#### [Exercise]
Reproduce the full listing that appears beneath this instruction exactly.
== Listed records
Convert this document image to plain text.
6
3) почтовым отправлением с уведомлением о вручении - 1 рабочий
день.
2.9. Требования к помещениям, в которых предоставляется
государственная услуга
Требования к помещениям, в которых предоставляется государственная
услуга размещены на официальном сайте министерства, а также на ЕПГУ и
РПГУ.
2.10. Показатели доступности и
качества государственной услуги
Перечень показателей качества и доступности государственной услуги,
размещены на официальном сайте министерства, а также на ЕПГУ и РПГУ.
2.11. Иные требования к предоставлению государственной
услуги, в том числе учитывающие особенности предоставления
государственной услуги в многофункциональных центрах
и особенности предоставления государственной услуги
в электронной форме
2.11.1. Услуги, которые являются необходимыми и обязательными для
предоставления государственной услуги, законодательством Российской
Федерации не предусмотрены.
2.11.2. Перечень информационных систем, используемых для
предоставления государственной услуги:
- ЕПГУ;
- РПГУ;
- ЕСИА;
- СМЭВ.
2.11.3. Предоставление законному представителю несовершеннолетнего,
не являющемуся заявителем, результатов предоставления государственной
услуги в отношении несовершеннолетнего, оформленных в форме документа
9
====
#### [Response below]
Convert this document image to plain text.
6
3) почтовым отправлением с уведомлением о вручении - 1 рабочий
день.
2.9. Требования к помещениям, в которых предоставляется
государственная услуга
Требования к помещениям, в которых предоставляется государственная
услуга размещены на официальном сайте министерства, а также на ЕПГУ и
РПГУ.
2.10. Показатели доступности и
качества государственной услуги
Перечень показателей качества и доступности государственной услуги,
размещены на официальном сайте министерства, а также на ЕПГУ и РПГУ.
2.11. Иные требования к предоставлению государственной
услуги, в том числе учитывающие особенности предоставления
государственной услуги в многофункциональных центрах
и особенности предоставления государственной услуги
в электронной форме
2.11.1. Услуги, которые являются необходимыми и обязательными для
предоставления государственной услуги, законодательством Российской
Федерации не предусмотрены.
2.11.2. Перечень информационных систем, используемых для
предоставления государственной услуги:
- ЕПГУ;
- РПГУ;
- ЕСИА;
- СМЭВ.
2.11.3. Предоставление законному представителю несовершеннолетнего,
не являющемуся заявителем, результатов предоставления государственной
услуги в отношении несовершеннолетнего, оформленных в форме документа
9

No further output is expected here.